§ Directions
Please put the rows from the line with "Identify all the" to the line with "garden-trees bbox=[548, 267, 697, 335]" into a JSON list of strings, one string per line, skipping blank lines and leaving out the pictures.

§ Supplied information
****************

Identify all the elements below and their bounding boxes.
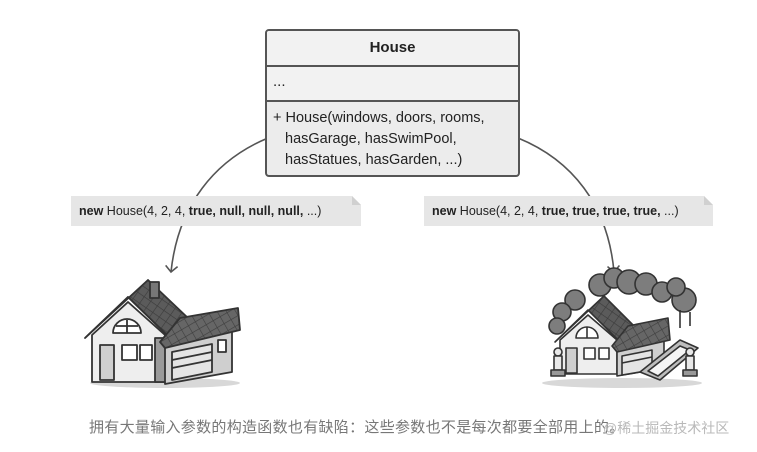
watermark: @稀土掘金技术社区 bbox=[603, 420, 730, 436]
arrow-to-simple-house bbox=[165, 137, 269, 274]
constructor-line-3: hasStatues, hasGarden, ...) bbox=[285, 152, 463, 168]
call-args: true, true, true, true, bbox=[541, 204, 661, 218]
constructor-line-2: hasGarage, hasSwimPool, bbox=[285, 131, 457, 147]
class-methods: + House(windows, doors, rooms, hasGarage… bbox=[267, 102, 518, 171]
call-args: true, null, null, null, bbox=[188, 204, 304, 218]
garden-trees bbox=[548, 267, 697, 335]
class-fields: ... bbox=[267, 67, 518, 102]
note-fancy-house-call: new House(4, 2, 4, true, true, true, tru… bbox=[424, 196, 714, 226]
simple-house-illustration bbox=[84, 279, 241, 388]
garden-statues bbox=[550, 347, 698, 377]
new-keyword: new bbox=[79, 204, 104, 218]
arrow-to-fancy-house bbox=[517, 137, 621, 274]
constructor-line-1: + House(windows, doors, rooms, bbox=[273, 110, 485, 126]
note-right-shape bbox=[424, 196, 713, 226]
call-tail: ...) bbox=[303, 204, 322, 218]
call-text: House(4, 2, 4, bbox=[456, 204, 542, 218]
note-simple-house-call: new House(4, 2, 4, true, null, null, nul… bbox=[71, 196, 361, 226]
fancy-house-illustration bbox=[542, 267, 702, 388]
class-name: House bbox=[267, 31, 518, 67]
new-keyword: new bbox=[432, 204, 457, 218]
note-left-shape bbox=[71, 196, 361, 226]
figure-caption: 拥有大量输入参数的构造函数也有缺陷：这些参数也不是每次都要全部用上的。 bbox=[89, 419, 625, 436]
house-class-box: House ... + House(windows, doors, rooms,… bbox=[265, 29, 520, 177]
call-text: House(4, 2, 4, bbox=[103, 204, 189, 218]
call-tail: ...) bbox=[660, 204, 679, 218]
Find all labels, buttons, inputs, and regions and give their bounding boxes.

****************

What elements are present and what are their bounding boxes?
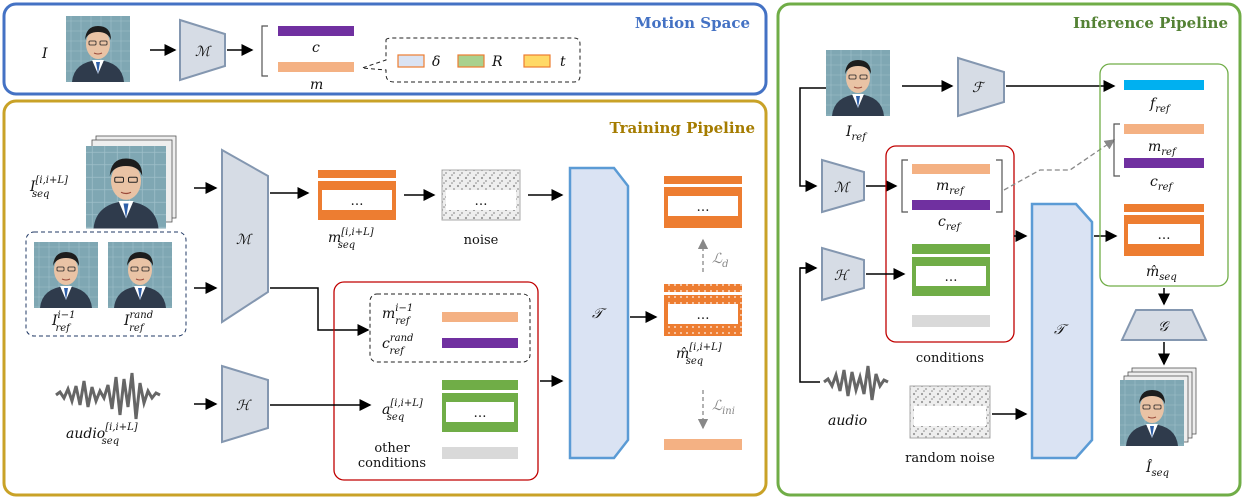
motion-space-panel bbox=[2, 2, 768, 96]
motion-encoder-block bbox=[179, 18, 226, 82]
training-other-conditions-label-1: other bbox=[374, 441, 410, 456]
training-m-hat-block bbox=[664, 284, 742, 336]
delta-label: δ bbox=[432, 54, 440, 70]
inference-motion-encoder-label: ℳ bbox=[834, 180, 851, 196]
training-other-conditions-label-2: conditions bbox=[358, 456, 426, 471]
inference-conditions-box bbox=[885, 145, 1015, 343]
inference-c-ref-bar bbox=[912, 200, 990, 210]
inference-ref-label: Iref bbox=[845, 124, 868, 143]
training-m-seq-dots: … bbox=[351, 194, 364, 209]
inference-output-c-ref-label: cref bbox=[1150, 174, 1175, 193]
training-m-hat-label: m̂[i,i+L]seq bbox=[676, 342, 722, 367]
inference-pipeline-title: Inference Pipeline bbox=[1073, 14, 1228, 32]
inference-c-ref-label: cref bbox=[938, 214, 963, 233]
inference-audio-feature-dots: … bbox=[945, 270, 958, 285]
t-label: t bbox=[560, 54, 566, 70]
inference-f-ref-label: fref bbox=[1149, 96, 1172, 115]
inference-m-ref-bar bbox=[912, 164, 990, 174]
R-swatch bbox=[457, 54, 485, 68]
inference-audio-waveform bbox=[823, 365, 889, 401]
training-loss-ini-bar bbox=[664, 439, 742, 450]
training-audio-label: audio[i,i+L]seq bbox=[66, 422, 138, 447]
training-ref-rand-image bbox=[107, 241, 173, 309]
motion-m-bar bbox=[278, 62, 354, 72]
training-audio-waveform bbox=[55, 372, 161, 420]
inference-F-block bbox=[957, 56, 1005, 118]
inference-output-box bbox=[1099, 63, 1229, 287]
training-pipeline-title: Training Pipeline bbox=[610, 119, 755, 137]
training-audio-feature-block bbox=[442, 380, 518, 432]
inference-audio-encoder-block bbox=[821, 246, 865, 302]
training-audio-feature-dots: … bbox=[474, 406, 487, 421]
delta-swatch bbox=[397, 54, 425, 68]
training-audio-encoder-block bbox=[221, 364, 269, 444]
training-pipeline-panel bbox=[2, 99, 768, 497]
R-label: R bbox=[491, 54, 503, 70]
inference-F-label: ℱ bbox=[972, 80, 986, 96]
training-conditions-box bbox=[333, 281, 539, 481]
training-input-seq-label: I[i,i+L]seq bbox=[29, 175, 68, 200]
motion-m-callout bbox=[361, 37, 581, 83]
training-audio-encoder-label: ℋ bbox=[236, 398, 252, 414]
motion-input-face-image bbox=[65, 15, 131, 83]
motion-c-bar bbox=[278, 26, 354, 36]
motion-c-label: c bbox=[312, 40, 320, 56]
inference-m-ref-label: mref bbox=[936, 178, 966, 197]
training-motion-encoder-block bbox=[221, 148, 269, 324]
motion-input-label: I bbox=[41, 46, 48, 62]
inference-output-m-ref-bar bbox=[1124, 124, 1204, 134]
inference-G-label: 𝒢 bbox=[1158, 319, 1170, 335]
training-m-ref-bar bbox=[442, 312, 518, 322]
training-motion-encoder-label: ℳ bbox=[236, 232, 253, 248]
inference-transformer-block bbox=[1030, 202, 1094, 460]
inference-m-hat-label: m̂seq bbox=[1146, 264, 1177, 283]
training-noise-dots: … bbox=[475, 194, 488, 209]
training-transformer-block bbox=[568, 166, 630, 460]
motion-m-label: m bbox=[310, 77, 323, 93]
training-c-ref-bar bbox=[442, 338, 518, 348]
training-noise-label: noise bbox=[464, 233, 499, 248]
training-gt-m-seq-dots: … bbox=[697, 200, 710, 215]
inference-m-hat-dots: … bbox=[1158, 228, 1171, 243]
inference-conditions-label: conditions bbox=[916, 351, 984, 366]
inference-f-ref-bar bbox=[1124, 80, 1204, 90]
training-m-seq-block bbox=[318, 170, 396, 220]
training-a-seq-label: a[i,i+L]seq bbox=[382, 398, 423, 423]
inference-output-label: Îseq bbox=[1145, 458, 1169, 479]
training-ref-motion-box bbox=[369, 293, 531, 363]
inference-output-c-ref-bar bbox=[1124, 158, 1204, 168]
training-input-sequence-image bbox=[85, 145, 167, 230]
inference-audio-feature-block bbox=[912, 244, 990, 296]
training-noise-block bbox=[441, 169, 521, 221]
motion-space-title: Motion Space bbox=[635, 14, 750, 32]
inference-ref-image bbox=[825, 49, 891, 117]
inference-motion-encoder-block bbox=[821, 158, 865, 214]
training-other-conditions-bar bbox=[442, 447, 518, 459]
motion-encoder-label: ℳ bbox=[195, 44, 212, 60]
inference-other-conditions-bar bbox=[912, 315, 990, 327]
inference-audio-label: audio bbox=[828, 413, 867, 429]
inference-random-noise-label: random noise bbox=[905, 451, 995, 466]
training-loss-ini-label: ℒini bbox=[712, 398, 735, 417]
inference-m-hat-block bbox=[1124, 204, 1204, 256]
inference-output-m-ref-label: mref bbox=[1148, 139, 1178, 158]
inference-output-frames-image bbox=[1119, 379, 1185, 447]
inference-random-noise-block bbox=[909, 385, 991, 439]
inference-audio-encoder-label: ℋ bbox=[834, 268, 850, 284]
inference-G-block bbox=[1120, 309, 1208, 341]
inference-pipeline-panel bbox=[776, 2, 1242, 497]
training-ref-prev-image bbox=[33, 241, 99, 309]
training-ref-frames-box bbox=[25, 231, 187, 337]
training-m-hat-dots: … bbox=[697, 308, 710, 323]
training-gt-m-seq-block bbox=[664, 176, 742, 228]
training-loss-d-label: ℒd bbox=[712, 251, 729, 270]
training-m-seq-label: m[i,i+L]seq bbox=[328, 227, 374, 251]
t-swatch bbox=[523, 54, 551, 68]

****************

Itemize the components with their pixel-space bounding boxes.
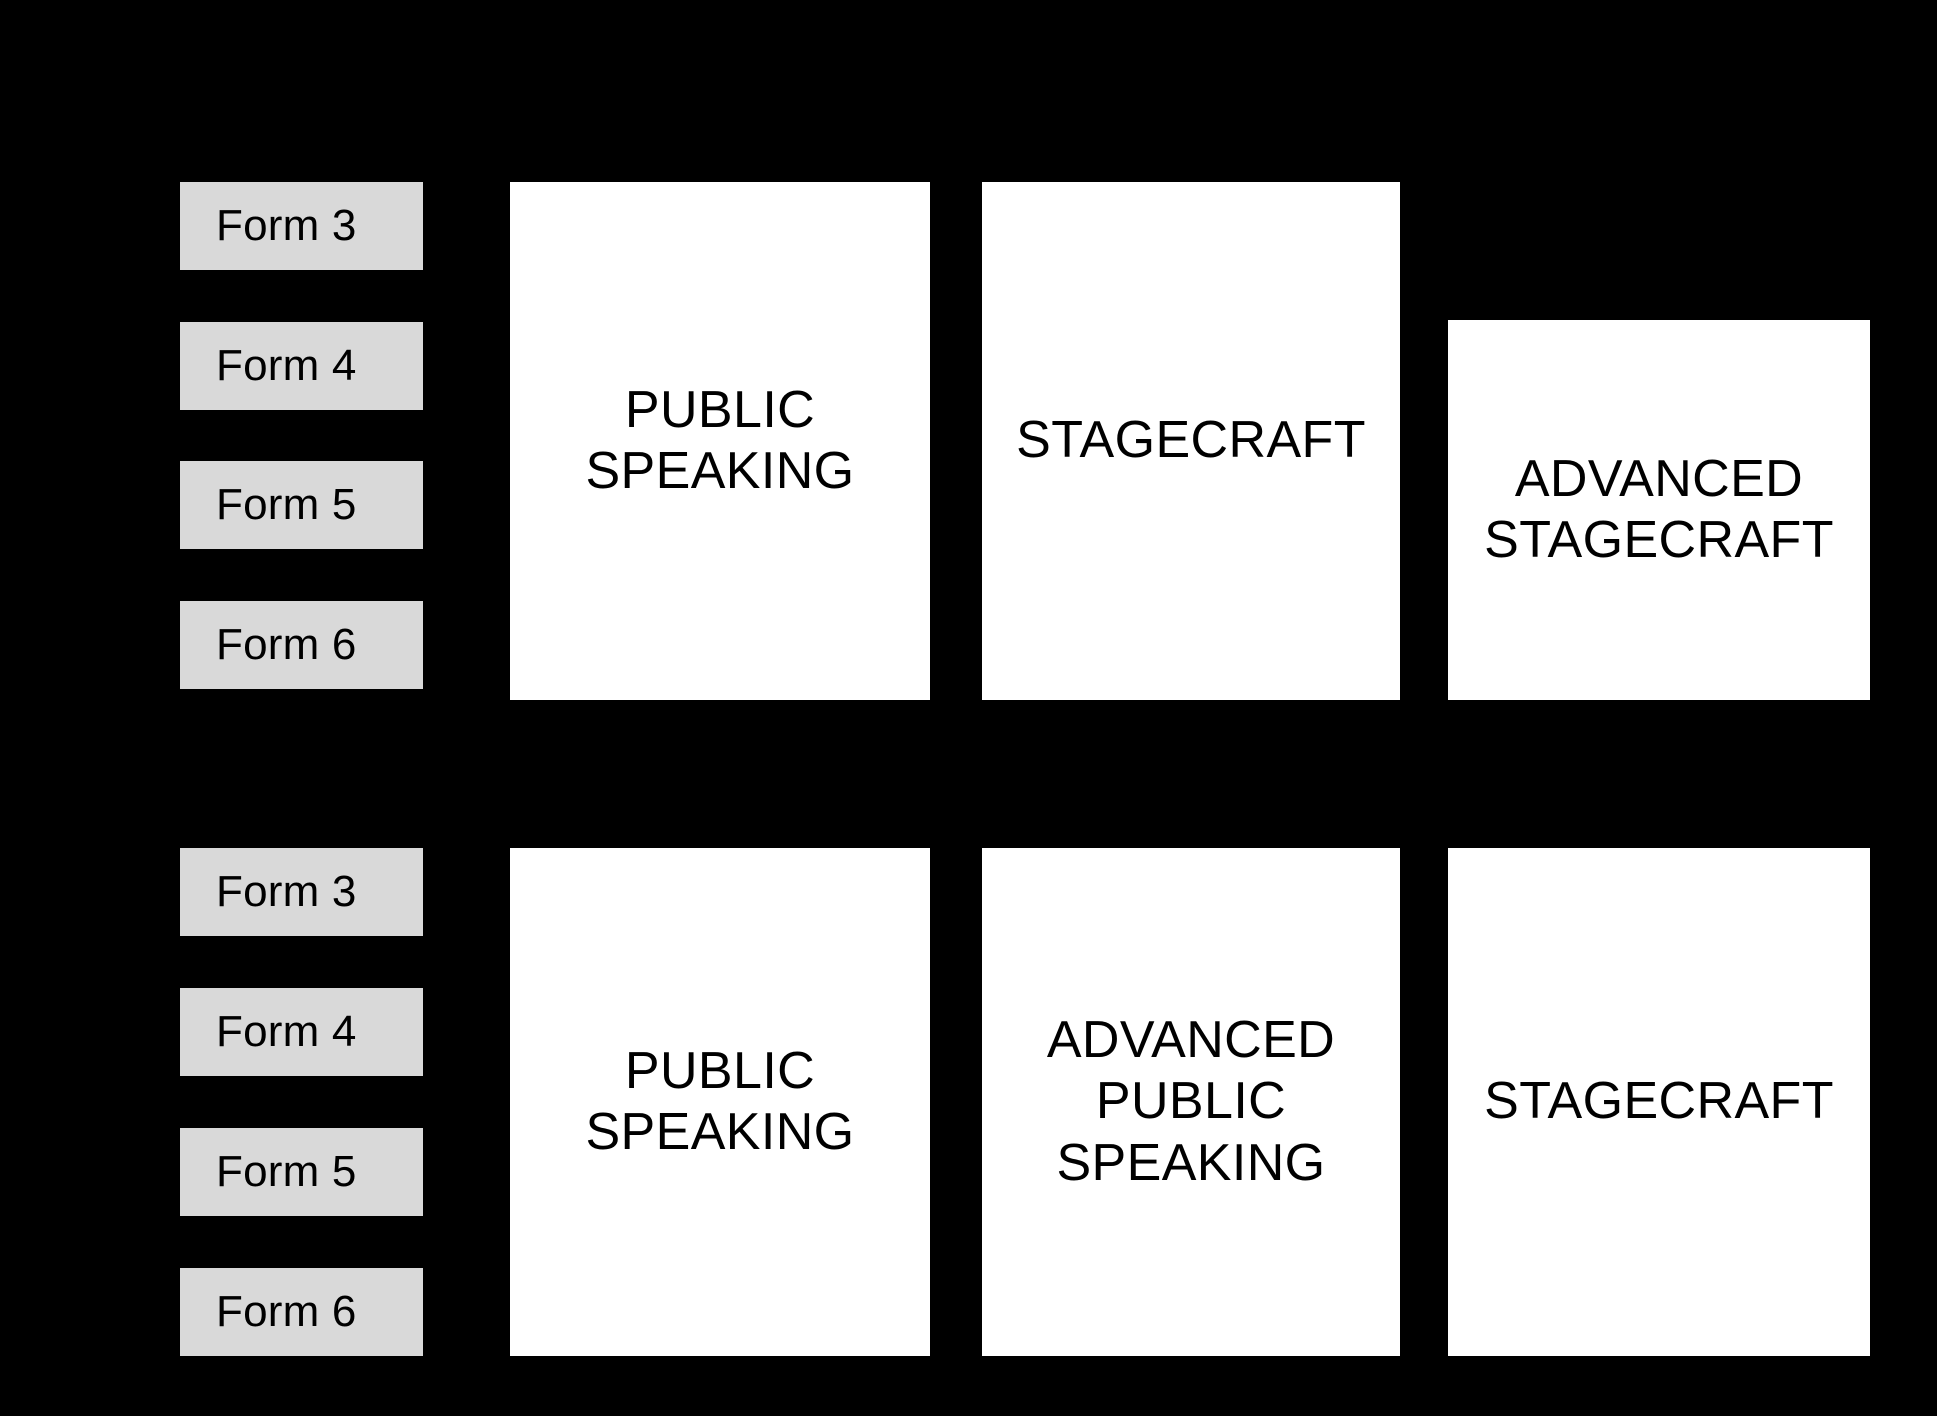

****************

§ Worked solution
[
  "Identify all the elements below and their bounding boxes.",
  "watermark: @稀土掘金技术社区 bbox=[603, 420, 730, 436]",
  "arrow-to-simple-house bbox=[165, 137, 269, 274]",
  "constructor-line-3: hasStatues, hasGarden, ...) bbox=[285, 152, 463, 168]",
  "call-args: true, true, true, true, bbox=[541, 204, 661, 218]",
  "constructor-line-2: hasGarage, hasSwimPool, bbox=[285, 131, 457, 147]",
  "class-methods: + House(windows, doors, rooms, hasGarage… bbox=[267, 102, 518, 171]",
  "call-args: true, null, null, null, bbox=[188, 204, 304, 218]",
  "garden-trees bbox=[548, 267, 697, 335]"
]